══ ENTRIES SUPPLIED

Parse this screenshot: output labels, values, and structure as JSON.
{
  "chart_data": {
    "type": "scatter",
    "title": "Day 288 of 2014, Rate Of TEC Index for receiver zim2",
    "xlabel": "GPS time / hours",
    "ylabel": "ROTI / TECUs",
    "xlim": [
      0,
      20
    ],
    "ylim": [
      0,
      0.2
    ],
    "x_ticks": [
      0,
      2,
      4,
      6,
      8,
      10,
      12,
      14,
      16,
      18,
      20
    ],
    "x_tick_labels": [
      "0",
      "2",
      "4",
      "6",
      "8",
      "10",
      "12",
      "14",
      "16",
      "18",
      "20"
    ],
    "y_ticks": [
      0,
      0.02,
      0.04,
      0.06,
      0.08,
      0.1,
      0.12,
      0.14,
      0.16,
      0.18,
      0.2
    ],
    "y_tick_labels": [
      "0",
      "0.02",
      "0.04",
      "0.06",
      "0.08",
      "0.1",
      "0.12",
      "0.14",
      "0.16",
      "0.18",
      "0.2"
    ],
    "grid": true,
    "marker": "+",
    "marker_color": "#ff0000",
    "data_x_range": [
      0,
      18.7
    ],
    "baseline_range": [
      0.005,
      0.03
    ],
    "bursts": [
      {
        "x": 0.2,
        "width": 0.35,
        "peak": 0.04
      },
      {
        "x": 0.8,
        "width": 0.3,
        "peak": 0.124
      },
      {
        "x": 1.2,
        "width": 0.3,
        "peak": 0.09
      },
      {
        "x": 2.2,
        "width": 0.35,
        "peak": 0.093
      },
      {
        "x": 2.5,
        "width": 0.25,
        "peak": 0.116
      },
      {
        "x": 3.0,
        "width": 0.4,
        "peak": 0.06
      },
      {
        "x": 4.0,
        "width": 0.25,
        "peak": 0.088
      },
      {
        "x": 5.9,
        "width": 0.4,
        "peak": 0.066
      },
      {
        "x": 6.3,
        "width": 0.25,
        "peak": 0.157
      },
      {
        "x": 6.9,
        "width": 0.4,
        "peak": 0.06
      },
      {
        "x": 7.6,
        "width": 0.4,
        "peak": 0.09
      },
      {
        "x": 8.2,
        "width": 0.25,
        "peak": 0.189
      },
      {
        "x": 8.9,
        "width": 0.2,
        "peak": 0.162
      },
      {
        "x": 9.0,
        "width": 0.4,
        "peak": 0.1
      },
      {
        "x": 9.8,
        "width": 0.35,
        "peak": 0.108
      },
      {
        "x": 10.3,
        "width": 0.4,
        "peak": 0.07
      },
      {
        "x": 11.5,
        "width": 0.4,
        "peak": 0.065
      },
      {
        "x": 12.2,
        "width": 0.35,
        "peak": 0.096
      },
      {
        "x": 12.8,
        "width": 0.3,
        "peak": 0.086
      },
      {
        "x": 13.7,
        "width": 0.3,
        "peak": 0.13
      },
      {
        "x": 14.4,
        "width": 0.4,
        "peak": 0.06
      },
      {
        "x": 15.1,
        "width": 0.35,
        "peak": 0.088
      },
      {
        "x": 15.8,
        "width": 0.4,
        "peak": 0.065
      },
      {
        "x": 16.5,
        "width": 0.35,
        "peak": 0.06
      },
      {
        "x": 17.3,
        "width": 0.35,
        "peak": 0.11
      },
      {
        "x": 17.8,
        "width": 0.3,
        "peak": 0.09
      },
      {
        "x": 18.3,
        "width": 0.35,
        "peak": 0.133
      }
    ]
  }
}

════

**CHALLENGE:** Reproduce the data in its entirety, matching each character.

**ANSWER TO THE EXERCISE:**
Parse this screenshot: output labels, values, and structure as JSON.
{
  "chart_data": {
    "type": "scatter",
    "title": "Day 288 of 2014, Rate Of TEC Index for receiver zim2",
    "xlabel": "GPS time / hours",
    "ylabel": "ROTI / TECUs",
    "xlim": [
      0,
      20
    ],
    "ylim": [
      0,
      0.2
    ],
    "x_ticks": [
      0,
      2,
      4,
      6,
      8,
      10,
      12,
      14,
      16,
      18,
      20
    ],
    "x_tick_labels": [
      "0",
      "2",
      "4",
      "6",
      "8",
      "10",
      "12",
      "14",
      "16",
      "18",
      "20"
    ],
    "y_ticks": [
      0,
      0.02,
      0.04,
      0.06,
      0.08,
      0.1,
      0.12,
      0.14,
      0.16,
      0.18,
      0.2
    ],
    "y_tick_labels": [
      "0",
      "0.02",
      "0.04",
      "0.06",
      "0.08",
      "0.1",
      "0.12",
      "0.14",
      "0.16",
      "0.18",
      "0.2"
    ],
    "grid": true,
    "marker": "+",
    "marker_color": "#ff0000",
    "data_x_range": [
      0,
      18.7
    ],
    "baseline_range": [
      0.005,
      0.03
    ],
    "bursts": [
      {
        "x": 0.2,
        "width": 0.35,
        "peak": 0.04
      },
      {
        "x": 0.8,
        "width": 0.3,
        "peak": 0.124
      },
      {
        "x": 1.2,
        "width": 0.3,
        "peak": 0.09
      },
      {
        "x": 2.2,
        "width": 0.35,
        "peak": 0.093
      },
      {
        "x": 2.5,
        "width": 0.25,
        "peak": 0.116
      },
      {
        "x": 3.0,
        "width": 0.4,
        "peak": 0.06
      },
      {
        "x": 4.0,
        "width": 0.25,
        "peak": 0.088
      },
      {
        "x": 5.9,
        "width": 0.4,
        "peak": 0.066
      },
      {
        "x": 6.3,
        "width": 0.25,
        "peak": 0.157
      },
      {
        "x": 6.9,
        "width": 0.4,
        "peak": 0.06
      },
      {
        "x": 7.6,
        "width": 0.4,
        "peak": 0.09
      },
      {
        "x": 8.2,
        "width": 0.25,
        "peak": 0.189
      },
      {
        "x": 8.9,
        "width": 0.2,
        "peak": 0.162
      },
      {
        "x": 9.0,
        "width": 0.4,
        "peak": 0.1
      },
      {
        "x": 9.8,
        "width": 0.35,
        "peak": 0.108
      },
      {
        "x": 10.3,
        "width": 0.4,
        "peak": 0.07
      },
      {
        "x": 11.5,
        "width": 0.4,
        "peak": 0.065
      },
      {
        "x": 12.2,
        "width": 0.35,
        "peak": 0.096
      },
      {
        "x": 12.8,
        "width": 0.3,
        "peak": 0.086
      },
      {
        "x": 13.7,
        "width": 0.3,
        "peak": 0.13
      },
      {
        "x": 14.4,
        "width": 0.4,
        "peak": 0.06
      },
      {
        "x": 15.1,
        "width": 0.35,
        "peak": 0.088
      },
      {
        "x": 15.8,
        "width": 0.4,
        "peak": 0.065
      },
      {
        "x": 16.5,
        "width": 0.35,
        "peak": 0.06
      },
      {
        "x": 17.3,
        "width": 0.35,
        "peak": 0.11
      },
      {
        "x": 17.8,
        "width": 0.3,
        "peak": 0.09
      },
      {
        "x": 18.3,
        "width": 0.35,
        "peak": 0.133
      }
    ]
  }
}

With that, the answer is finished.